WORK TO DO ▸
Reproduce each line of the records below word for word, character for character, with nothing added or changed.

EXERCISE MATERIALS ▸

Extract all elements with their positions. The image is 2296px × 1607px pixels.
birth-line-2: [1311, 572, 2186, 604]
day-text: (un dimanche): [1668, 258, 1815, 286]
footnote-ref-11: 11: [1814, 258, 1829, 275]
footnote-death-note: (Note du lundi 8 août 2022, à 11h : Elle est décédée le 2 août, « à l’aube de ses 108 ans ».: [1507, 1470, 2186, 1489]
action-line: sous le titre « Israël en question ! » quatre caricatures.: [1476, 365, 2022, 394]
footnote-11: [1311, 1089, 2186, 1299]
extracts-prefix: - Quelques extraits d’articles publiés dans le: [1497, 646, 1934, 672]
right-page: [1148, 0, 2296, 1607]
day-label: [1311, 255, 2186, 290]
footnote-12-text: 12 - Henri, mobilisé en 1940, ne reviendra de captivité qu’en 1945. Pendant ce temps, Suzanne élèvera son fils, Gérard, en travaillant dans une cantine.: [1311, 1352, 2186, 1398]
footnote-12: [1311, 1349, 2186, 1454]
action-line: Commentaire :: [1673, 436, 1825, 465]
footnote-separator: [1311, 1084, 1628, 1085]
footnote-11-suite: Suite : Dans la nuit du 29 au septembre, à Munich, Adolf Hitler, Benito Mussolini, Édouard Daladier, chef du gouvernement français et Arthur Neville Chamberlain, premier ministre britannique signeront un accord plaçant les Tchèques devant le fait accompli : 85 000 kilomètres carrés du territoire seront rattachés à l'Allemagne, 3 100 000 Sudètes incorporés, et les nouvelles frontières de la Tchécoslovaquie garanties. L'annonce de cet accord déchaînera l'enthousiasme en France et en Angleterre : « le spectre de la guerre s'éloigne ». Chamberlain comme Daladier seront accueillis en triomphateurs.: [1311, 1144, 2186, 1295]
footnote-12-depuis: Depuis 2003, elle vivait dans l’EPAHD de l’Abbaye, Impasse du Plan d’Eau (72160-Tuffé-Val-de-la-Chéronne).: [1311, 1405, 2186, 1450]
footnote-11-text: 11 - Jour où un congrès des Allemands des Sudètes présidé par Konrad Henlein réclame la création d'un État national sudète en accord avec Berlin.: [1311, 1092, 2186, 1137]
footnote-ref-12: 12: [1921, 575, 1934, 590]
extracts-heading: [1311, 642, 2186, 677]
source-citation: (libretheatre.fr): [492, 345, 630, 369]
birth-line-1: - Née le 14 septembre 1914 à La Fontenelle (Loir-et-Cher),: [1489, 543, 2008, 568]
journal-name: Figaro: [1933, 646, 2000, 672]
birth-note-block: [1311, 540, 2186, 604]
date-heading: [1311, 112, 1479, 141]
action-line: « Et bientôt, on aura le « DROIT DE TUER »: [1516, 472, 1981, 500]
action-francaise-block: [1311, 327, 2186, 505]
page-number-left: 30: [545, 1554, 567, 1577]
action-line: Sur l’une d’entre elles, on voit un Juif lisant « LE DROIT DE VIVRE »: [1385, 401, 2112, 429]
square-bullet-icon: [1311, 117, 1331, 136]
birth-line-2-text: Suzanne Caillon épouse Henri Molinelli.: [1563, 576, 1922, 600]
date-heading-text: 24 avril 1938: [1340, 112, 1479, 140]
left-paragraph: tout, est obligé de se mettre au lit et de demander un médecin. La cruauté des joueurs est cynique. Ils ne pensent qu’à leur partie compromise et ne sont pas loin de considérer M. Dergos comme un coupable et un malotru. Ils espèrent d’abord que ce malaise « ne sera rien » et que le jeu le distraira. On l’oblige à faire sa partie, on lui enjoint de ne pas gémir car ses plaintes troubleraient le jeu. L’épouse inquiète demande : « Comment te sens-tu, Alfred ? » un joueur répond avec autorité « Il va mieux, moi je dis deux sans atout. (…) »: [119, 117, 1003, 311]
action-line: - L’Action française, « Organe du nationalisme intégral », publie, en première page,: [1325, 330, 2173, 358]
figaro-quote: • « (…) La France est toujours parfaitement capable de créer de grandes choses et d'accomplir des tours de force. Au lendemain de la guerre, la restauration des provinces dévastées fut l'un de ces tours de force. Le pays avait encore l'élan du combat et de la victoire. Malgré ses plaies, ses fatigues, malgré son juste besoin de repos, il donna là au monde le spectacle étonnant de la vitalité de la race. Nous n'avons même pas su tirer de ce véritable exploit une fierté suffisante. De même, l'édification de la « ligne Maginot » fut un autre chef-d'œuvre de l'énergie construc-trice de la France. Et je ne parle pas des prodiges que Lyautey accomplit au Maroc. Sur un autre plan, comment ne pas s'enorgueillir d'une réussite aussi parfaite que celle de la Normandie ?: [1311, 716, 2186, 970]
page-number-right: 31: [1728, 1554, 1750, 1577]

EXERCISE OUTPUT ▸
Extract all elements with their positions. The image is 2296px × 1607px pixels.
birth-line-2: [1311, 572, 2186, 604]
day-text: (un dimanche): [1668, 258, 1815, 286]
footnote-ref-11: 11: [1814, 258, 1829, 275]
footnote-death-note: (Note du lundi 8 août 2022, à 11h : Elle est décédée le 2 août, « à l’aube de ses 108 ans ».: [1507, 1470, 2186, 1489]
action-line: sous le titre « Israël en question ! » quatre caricatures.: [1476, 365, 2022, 394]
footnote-11: [1311, 1089, 2186, 1299]
extracts-prefix: - Quelques extraits d’articles publiés dans le: [1497, 646, 1934, 672]
right-page: [1148, 0, 2296, 1607]
day-label: [1311, 255, 2186, 290]
footnote-12-text: 12 - Henri, mobilisé en 1940, ne reviendra de captivité qu’en 1945. Pendant ce temps, Suzanne élèvera son fils, Gérard, en travaillant dans une cantine.: [1311, 1352, 2186, 1398]
footnote-12: [1311, 1349, 2186, 1454]
action-line: Commentaire :: [1673, 436, 1825, 465]
footnote-separator: [1311, 1084, 1628, 1085]
footnote-11-suite: Suite : Dans la nuit du 29 au septembre, à Munich, Adolf Hitler, Benito Mussolini, Édouard Daladier, chef du gouvernement français et Arthur Neville Chamberlain, premier ministre britannique signeront un accord plaçant les Tchèques devant le fait accompli : 85 000 kilomètres carrés du territoire seront rattachés à l'Allemagne, 3 100 000 Sudètes incorporés, et les nouvelles frontières de la Tchécoslovaquie garanties. L'annonce de cet accord déchaînera l'enthousiasme en France et en Angleterre : « le spectre de la guerre s'éloigne ». Chamberlain comme Daladier seront accueillis en triomphateurs.: [1311, 1144, 2186, 1295]
footnote-12-depuis: Depuis 2003, elle vivait dans l’EPAHD de l’Abbaye, Impasse du Plan d’Eau (72160-Tuffé-Val-de-la-Chéronne).: [1311, 1405, 2186, 1450]
footnote-11-text: 11 - Jour où un congrès des Allemands des Sudètes présidé par Konrad Henlein réclame la création d'un État national sudète en accord avec Berlin.: [1311, 1092, 2186, 1137]
footnote-ref-12: 12: [1921, 575, 1934, 590]
extracts-heading: [1311, 642, 2186, 677]
source-citation: (libretheatre.fr): [492, 345, 630, 369]
birth-line-1: - Née le 14 septembre 1914 à La Fontenelle (Loir-et-Cher),: [1489, 543, 2008, 568]
journal-name: Figaro: [1933, 646, 2000, 672]
birth-note-block: [1311, 540, 2186, 604]
date-heading: [1311, 112, 1479, 141]
action-line: « Et bientôt, on aura le « DROIT DE TUER »: [1516, 472, 1981, 500]
action-francaise-block: [1311, 327, 2186, 505]
page-number-left: 30: [545, 1554, 567, 1577]
action-line: Sur l’une d’entre elles, on voit un Juif lisant « LE DROIT DE VIVRE »: [1385, 401, 2112, 429]
square-bullet-icon: [1311, 117, 1331, 136]
birth-line-2-text: Suzanne Caillon épouse Henri Molinelli.: [1563, 576, 1922, 600]
date-heading-text: 24 avril 1938: [1340, 112, 1479, 140]
left-paragraph: tout, est obligé de se mettre au lit et de demander un médecin. La cruauté des joueurs est cynique. Ils ne pensent qu’à leur partie compromise et ne sont pas loin de considérer M. Dergos comme un coupable et un malotru. Ils espèrent d’abord que ce malaise « ne sera rien » et que le jeu le distraira. On l’oblige à faire sa partie, on lui enjoint de ne pas gémir car ses plaintes troubleraient le jeu. L’épouse inquiète demande : « Comment te sens-tu, Alfred ? » un joueur répond avec autorité « Il va mieux, moi je dis deux sans atout. (…) »: [119, 117, 1003, 311]
action-line: - L’Action française, « Organe du nationalisme intégral », publie, en première page,: [1325, 330, 2173, 358]
figaro-quote: • « (…) La France est toujours parfaitement capable de créer de grandes choses et d'accomplir des tours de force. Au lendemain de la guerre, la restauration des provinces dévastées fut l'un de ces tours de force. Le pays avait encore l'élan du combat et de la victoire. Malgré ses plaies, ses fatigues, malgré son juste besoin de repos, il donna là au monde le spectacle étonnant de la vitalité de la race. Nous n'avons même pas su tirer de ce véritable exploit une fierté suffisante. De même, l'édification de la « ligne Maginot » fut un autre chef-d'œuvre de l'énergie construc-trice de la France. Et je ne parle pas des prodiges que Lyautey accomplit au Maroc. Sur un autre plan, comment ne pas s'enorgueillir d'une réussite aussi parfaite que celle de la Normandie ?: [1311, 716, 2186, 970]
page-number-right: 31: [1728, 1554, 1750, 1577]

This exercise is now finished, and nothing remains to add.